*OBJECTIVE*
Print the listing in its entirety and exactly, leaving out images.

******************************

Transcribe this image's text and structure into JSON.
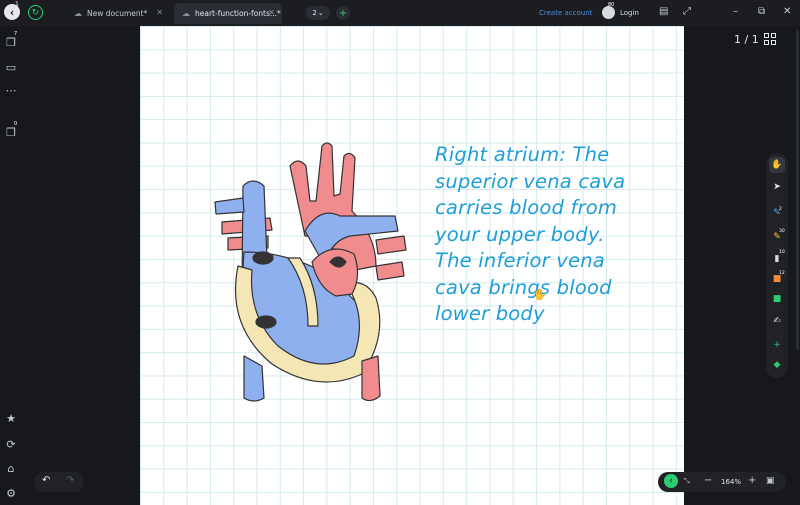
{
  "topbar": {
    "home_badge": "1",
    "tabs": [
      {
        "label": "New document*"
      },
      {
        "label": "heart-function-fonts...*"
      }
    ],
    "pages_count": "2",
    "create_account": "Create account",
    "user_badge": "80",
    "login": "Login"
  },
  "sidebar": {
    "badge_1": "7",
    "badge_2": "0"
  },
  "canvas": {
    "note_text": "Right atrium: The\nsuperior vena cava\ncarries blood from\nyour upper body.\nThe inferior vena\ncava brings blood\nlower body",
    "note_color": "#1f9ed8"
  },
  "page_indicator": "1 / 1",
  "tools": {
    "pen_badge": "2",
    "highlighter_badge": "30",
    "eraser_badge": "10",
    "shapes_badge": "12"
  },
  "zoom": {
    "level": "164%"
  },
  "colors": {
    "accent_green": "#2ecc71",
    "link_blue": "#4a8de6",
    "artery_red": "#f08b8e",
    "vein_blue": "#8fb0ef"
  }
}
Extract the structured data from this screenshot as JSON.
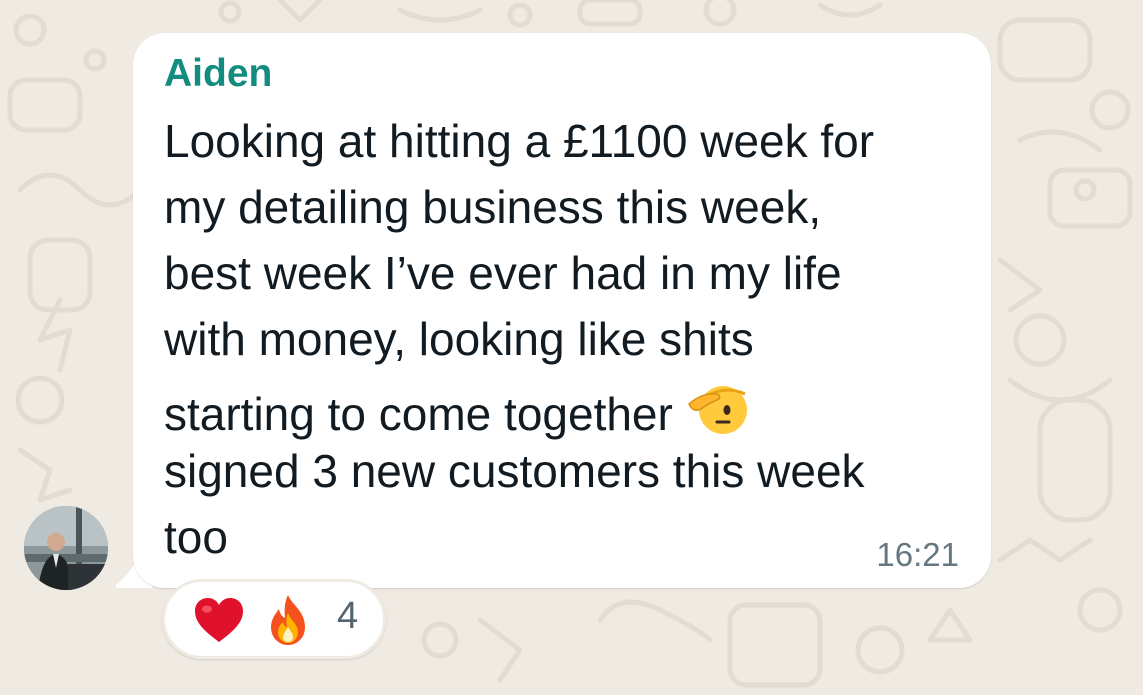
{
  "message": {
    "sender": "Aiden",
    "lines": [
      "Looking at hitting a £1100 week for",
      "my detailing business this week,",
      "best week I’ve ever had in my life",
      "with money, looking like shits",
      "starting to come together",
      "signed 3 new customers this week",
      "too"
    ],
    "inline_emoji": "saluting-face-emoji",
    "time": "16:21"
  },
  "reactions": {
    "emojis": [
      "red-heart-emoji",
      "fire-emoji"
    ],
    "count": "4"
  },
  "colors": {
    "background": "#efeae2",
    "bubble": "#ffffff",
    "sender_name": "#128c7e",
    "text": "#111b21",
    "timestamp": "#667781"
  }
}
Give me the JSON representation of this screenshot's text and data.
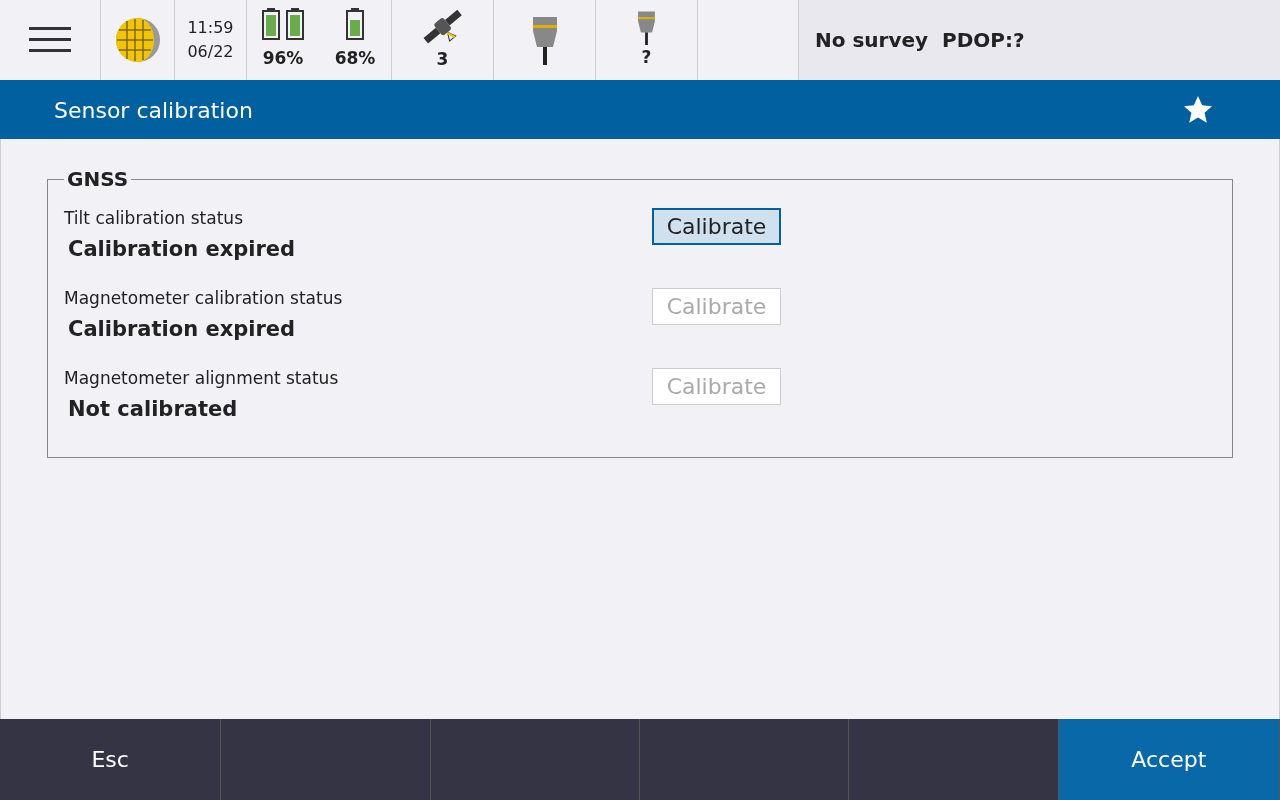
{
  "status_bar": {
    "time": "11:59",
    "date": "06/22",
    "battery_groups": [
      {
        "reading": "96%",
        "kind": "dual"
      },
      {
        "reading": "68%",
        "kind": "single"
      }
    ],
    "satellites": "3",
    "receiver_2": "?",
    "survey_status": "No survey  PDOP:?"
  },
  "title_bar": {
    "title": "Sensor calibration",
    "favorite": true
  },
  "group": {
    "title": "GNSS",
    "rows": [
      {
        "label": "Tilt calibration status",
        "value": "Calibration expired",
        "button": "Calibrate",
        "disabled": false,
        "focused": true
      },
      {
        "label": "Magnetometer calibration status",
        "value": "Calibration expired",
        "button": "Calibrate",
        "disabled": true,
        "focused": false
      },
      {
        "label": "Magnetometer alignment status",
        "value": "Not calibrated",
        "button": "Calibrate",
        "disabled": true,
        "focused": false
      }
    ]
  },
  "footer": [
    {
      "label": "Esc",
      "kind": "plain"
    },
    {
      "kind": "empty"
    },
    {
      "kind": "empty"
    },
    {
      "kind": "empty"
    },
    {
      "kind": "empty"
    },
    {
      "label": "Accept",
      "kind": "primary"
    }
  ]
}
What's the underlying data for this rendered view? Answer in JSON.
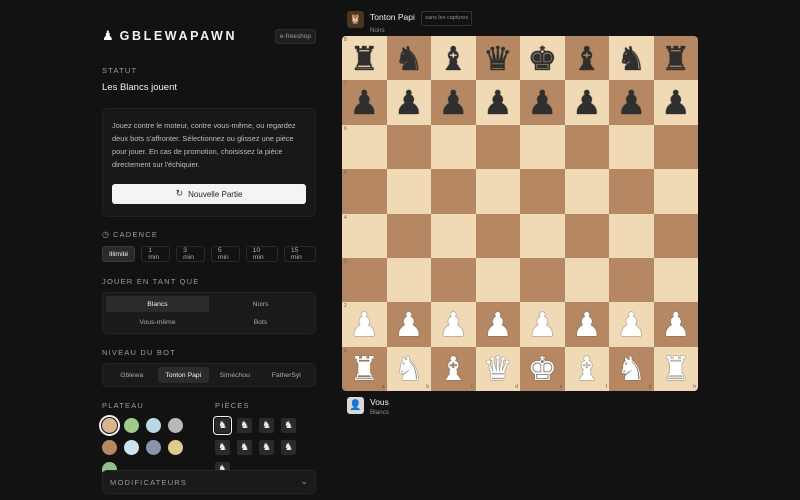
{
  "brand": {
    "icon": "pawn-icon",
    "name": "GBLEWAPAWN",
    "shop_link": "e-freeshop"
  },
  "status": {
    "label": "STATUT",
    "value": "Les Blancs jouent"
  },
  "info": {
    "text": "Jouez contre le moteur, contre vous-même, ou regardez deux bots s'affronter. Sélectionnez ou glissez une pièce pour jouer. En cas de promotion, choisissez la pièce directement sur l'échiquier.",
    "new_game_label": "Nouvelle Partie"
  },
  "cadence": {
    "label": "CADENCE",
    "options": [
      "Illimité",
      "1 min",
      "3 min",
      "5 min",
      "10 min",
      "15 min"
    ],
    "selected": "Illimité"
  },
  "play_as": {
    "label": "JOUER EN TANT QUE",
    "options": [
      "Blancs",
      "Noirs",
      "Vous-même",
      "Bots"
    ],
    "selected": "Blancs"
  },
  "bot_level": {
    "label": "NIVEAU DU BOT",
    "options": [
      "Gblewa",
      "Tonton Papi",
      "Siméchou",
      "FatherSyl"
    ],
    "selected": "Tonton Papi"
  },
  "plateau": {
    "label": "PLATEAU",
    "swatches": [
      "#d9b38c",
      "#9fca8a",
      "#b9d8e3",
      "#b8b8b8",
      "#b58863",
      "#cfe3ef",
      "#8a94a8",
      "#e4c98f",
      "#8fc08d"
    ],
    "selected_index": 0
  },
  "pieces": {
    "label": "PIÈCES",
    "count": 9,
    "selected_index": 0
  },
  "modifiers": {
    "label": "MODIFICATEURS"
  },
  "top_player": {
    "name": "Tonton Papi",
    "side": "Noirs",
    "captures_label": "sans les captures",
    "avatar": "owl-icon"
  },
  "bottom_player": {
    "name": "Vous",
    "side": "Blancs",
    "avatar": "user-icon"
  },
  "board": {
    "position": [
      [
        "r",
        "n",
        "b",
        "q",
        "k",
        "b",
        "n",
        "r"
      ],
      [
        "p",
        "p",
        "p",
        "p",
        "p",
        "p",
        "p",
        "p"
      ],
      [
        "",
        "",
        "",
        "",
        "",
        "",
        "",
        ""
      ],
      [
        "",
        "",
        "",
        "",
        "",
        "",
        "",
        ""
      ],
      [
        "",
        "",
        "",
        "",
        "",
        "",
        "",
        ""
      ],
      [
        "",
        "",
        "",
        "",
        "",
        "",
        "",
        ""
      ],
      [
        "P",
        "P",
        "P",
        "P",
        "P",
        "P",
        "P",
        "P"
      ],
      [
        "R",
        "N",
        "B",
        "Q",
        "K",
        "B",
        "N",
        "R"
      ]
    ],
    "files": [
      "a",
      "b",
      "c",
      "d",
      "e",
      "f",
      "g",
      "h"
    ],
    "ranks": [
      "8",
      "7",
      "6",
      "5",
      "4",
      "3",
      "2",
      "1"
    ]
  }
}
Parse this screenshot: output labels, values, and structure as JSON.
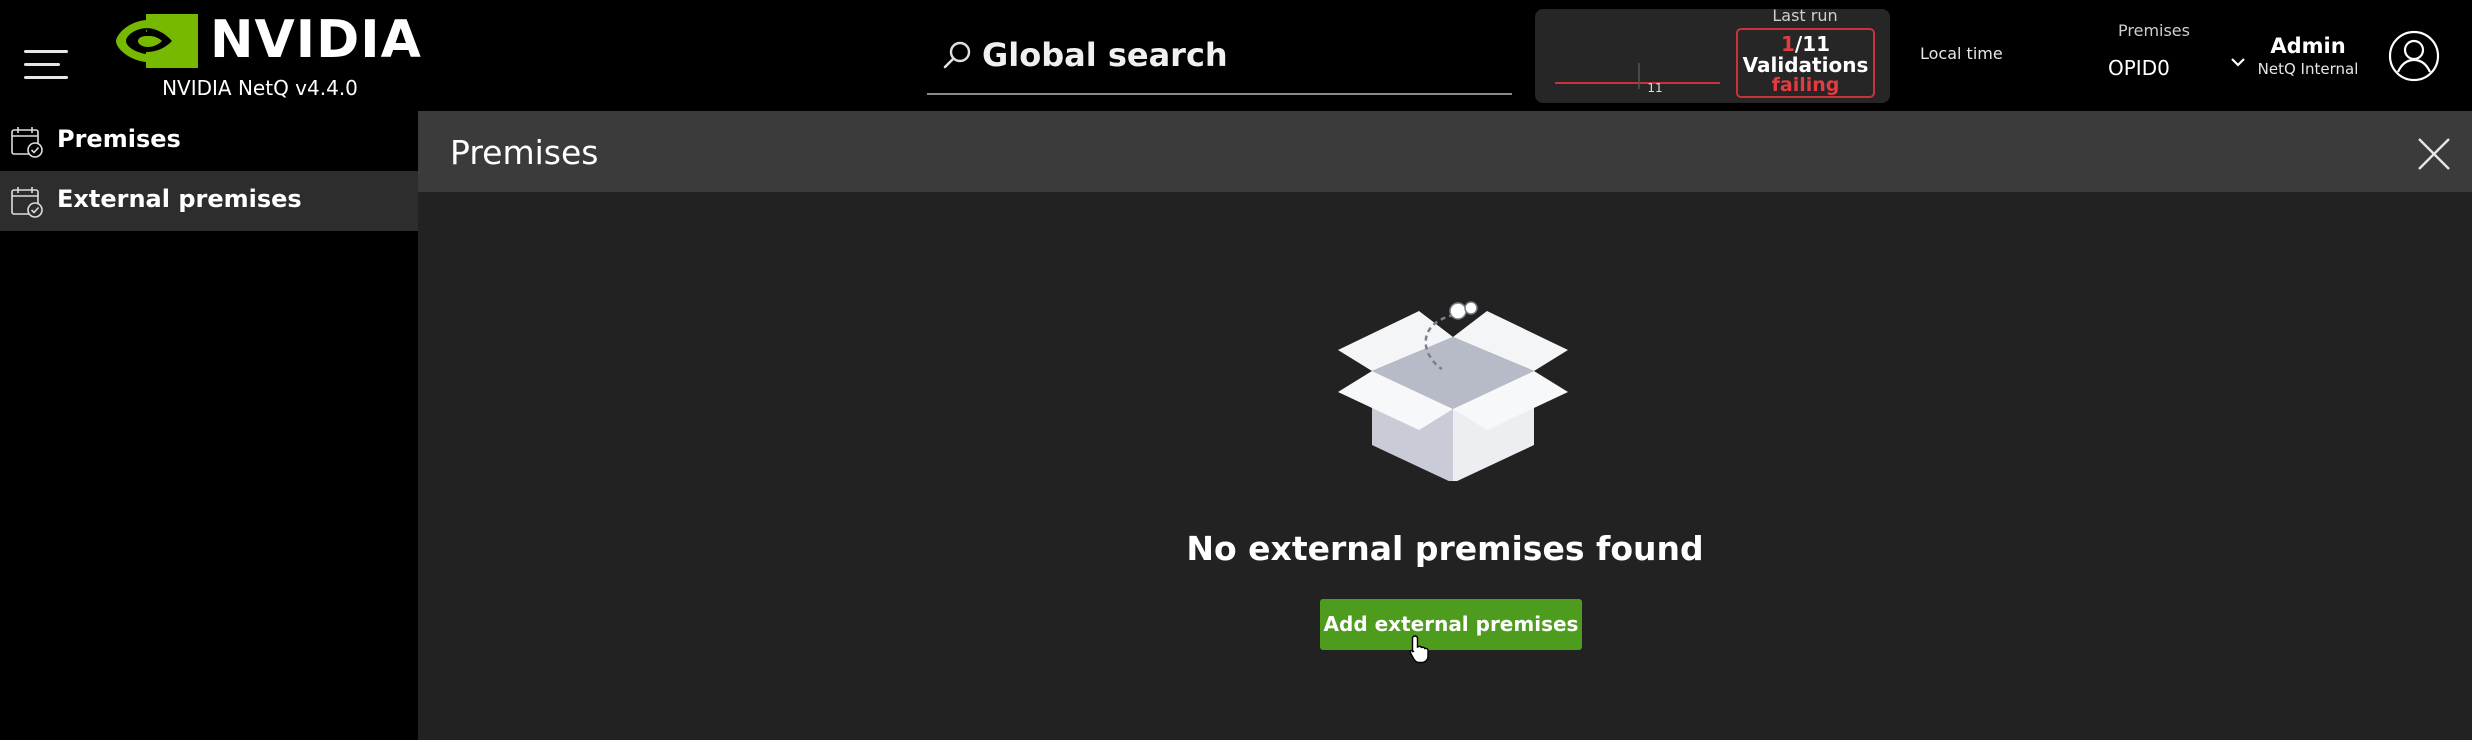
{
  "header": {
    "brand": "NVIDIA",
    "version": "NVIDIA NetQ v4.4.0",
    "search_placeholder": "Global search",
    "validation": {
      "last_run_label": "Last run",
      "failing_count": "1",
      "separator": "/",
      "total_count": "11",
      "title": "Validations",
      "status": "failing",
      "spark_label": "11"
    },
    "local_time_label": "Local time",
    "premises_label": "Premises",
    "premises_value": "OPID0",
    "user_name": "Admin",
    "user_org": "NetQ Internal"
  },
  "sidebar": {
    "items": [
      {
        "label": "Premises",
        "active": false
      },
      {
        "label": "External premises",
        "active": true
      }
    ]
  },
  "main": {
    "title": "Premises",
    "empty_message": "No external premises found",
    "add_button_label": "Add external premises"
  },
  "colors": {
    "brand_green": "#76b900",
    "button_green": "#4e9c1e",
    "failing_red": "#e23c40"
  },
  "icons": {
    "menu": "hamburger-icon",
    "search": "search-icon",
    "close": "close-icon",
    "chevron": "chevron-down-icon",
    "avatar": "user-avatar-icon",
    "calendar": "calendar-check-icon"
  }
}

******************************

*FINAL RESULT*
Transcribe this image's text and structure into JSON.
{
  "topbar": {
    "home_badge": "1",
    "tabs": [
      {
        "label": "New document*"
      },
      {
        "label": "heart-function-fonts...*"
      }
    ],
    "pages_count": "2",
    "create_account": "Create account",
    "user_badge": "80",
    "login": "Login"
  },
  "sidebar": {
    "badge_1": "7",
    "badge_2": "0"
  },
  "canvas": {
    "note_text": "Right atrium: The\nsuperior vena cava\ncarries blood from\nyour upper body.\nThe inferior vena\ncava brings blood\nlower body",
    "note_color": "#1f9ed8"
  },
  "page_indicator": "1 / 1",
  "tools": {
    "pen_badge": "2",
    "highlighter_badge": "30",
    "eraser_badge": "10",
    "shapes_badge": "12"
  },
  "zoom": {
    "level": "164%"
  },
  "colors": {
    "accent_green": "#2ecc71",
    "link_blue": "#4a8de6",
    "artery_red": "#f08b8e",
    "vein_blue": "#8fb0ef"
  }
}
Extract the structured data from this screenshot as JSON.
{
  "message": {
    "sender": "Aiden",
    "lines": [
      "Looking at hitting a £1100 week for",
      "my detailing business this week,",
      "best week I’ve ever had in my life",
      "with money, looking like shits",
      "starting to come together",
      "signed 3 new customers this week",
      "too"
    ],
    "inline_emoji": "saluting-face-emoji",
    "time": "16:21"
  },
  "reactions": {
    "emojis": [
      "red-heart-emoji",
      "fire-emoji"
    ],
    "count": "4"
  },
  "colors": {
    "background": "#efeae2",
    "bubble": "#ffffff",
    "sender_name": "#128c7e",
    "text": "#111b21",
    "timestamp": "#667781"
  }
}
Give me the JSON representation of this screenshot's text and data.
{
  "status_bar": {
    "time": "11:59",
    "date": "06/22",
    "battery_groups": [
      {
        "reading": "96%",
        "kind": "dual"
      },
      {
        "reading": "68%",
        "kind": "single"
      }
    ],
    "satellites": "3",
    "receiver_2": "?",
    "survey_status": "No survey  PDOP:?"
  },
  "title_bar": {
    "title": "Sensor calibration",
    "favorite": true
  },
  "group": {
    "title": "GNSS",
    "rows": [
      {
        "label": "Tilt calibration status",
        "value": "Calibration expired",
        "button": "Calibrate",
        "disabled": false,
        "focused": true
      },
      {
        "label": "Magnetometer calibration status",
        "value": "Calibration expired",
        "button": "Calibrate",
        "disabled": true,
        "focused": false
      },
      {
        "label": "Magnetometer alignment status",
        "value": "Not calibrated",
        "button": "Calibrate",
        "disabled": true,
        "focused": false
      }
    ]
  },
  "footer": [
    {
      "label": "Esc",
      "kind": "plain"
    },
    {
      "kind": "empty"
    },
    {
      "kind": "empty"
    },
    {
      "kind": "empty"
    },
    {
      "kind": "empty"
    },
    {
      "label": "Accept",
      "kind": "primary"
    }
  ]
}
What's the underlying data for this rendered view? Answer in JSON.
{
  "brand": {
    "icon": "pawn-icon",
    "name": "GBLEWAPAWN",
    "shop_link": "e-freeshop"
  },
  "status": {
    "label": "STATUT",
    "value": "Les Blancs jouent"
  },
  "info": {
    "text": "Jouez contre le moteur, contre vous-même, ou regardez deux bots s'affronter. Sélectionnez ou glissez une pièce pour jouer. En cas de promotion, choisissez la pièce directement sur l'échiquier.",
    "new_game_label": "Nouvelle Partie"
  },
  "cadence": {
    "label": "CADENCE",
    "options": [
      "Illimité",
      "1 min",
      "3 min",
      "5 min",
      "10 min",
      "15 min"
    ],
    "selected": "Illimité"
  },
  "play_as": {
    "label": "JOUER EN TANT QUE",
    "options": [
      "Blancs",
      "Noirs",
      "Vous-même",
      "Bots"
    ],
    "selected": "Blancs"
  },
  "bot_level": {
    "label": "NIVEAU DU BOT",
    "options": [
      "Gblewa",
      "Tonton Papi",
      "Siméchou",
      "FatherSyl"
    ],
    "selected": "Tonton Papi"
  },
  "plateau": {
    "label": "PLATEAU",
    "swatches": [
      "#d9b38c",
      "#9fca8a",
      "#b9d8e3",
      "#b8b8b8",
      "#b58863",
      "#cfe3ef",
      "#8a94a8",
      "#e4c98f",
      "#8fc08d"
    ],
    "selected_index": 0
  },
  "pieces": {
    "label": "PIÈCES",
    "count": 9,
    "selected_index": 0
  },
  "modifiers": {
    "label": "MODIFICATEURS"
  },
  "top_player": {
    "name": "Tonton Papi",
    "side": "Noirs",
    "captures_label": "sans les captures",
    "avatar": "owl-icon"
  },
  "bottom_player": {
    "name": "Vous",
    "side": "Blancs",
    "avatar": "user-icon"
  },
  "board": {
    "position": [
      [
        "r",
        "n",
        "b",
        "q",
        "k",
        "b",
        "n",
        "r"
      ],
      [
        "p",
        "p",
        "p",
        "p",
        "p",
        "p",
        "p",
        "p"
      ],
      [
        "",
        "",
        "",
        "",
        "",
        "",
        "",
        ""
      ],
      [
        "",
        "",
        "",
        "",
        "",
        "",
        "",
        ""
      ],
      [
        "",
        "",
        "",
        "",
        "",
        "",
        "",
        ""
      ],
      [
        "",
        "",
        "",
        "",
        "",
        "",
        "",
        ""
      ],
      [
        "P",
        "P",
        "P",
        "P",
        "P",
        "P",
        "P",
        "P"
      ],
      [
        "R",
        "N",
        "B",
        "Q",
        "K",
        "B",
        "N",
        "R"
      ]
    ],
    "files": [
      "a",
      "b",
      "c",
      "d",
      "e",
      "f",
      "g",
      "h"
    ],
    "ranks": [
      "8",
      "7",
      "6",
      "5",
      "4",
      "3",
      "2",
      "1"
    ]
  }
}
Parse this screenshot: output labels, values, and structure as JSON.
{
  "header": {
    "brand": "NVIDIA",
    "version": "NVIDIA NetQ v4.4.0",
    "search_placeholder": "Global search",
    "validation": {
      "last_run_label": "Last run",
      "failing_count": "1",
      "separator": "/",
      "total_count": "11",
      "title": "Validations",
      "status": "failing",
      "spark_label": "11"
    },
    "local_time_label": "Local time",
    "premises_label": "Premises",
    "premises_value": "OPID0",
    "user_name": "Admin",
    "user_org": "NetQ Internal"
  },
  "sidebar": {
    "items": [
      {
        "label": "Premises",
        "active": false
      },
      {
        "label": "External premises",
        "active": true
      }
    ]
  },
  "main": {
    "title": "Premises",
    "empty_message": "No external premises found",
    "add_button_label": "Add external premises"
  },
  "colors": {
    "brand_green": "#76b900",
    "button_green": "#4e9c1e",
    "failing_red": "#e23c40"
  },
  "icons": {
    "menu": "hamburger-icon",
    "search": "search-icon",
    "close": "close-icon",
    "chevron": "chevron-down-icon",
    "avatar": "user-avatar-icon",
    "calendar": "calendar-check-icon"
  }
}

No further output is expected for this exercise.